↓↓↓

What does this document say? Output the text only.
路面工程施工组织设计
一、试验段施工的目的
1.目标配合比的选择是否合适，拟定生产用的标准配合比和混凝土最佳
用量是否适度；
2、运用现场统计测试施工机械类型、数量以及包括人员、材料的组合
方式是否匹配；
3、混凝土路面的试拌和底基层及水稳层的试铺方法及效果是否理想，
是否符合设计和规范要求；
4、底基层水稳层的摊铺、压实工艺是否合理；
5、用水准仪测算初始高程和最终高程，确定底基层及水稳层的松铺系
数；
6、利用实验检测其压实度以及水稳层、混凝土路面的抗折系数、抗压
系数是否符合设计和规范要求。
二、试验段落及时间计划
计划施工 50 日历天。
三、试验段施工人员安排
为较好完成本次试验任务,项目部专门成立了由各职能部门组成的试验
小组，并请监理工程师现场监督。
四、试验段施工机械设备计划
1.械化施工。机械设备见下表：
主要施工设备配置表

↑↑↑

*Requirement*. Output the entries exactly.

*Reply*.
What does this document say? Output the text only.
路面工程施工组织设计
一、试验段施工的目的
1.目标配合比的选择是否合适，拟定生产用的标准配合比和混凝土最佳
用量是否适度；
2、运用现场统计测试施工机械类型、数量以及包括人员、材料的组合
方式是否匹配；
3、混凝土路面的试拌和底基层及水稳层的试铺方法及效果是否理想，
是否符合设计和规范要求；
4、底基层水稳层的摊铺、压实工艺是否合理；
5、用水准仪测算初始高程和最终高程，确定底基层及水稳层的松铺系
数；
6、利用实验检测其压实度以及水稳层、混凝土路面的抗折系数、抗压
系数是否符合设计和规范要求。
二、试验段落及时间计划
计划施工 50 日历天。
三、试验段施工人员安排
为较好完成本次试验任务,项目部专门成立了由各职能部门组成的试验
小组，并请监理工程师现场监督。
四、试验段施工机械设备计划
1.械化施工。机械设备见下表：
主要施工设备配置表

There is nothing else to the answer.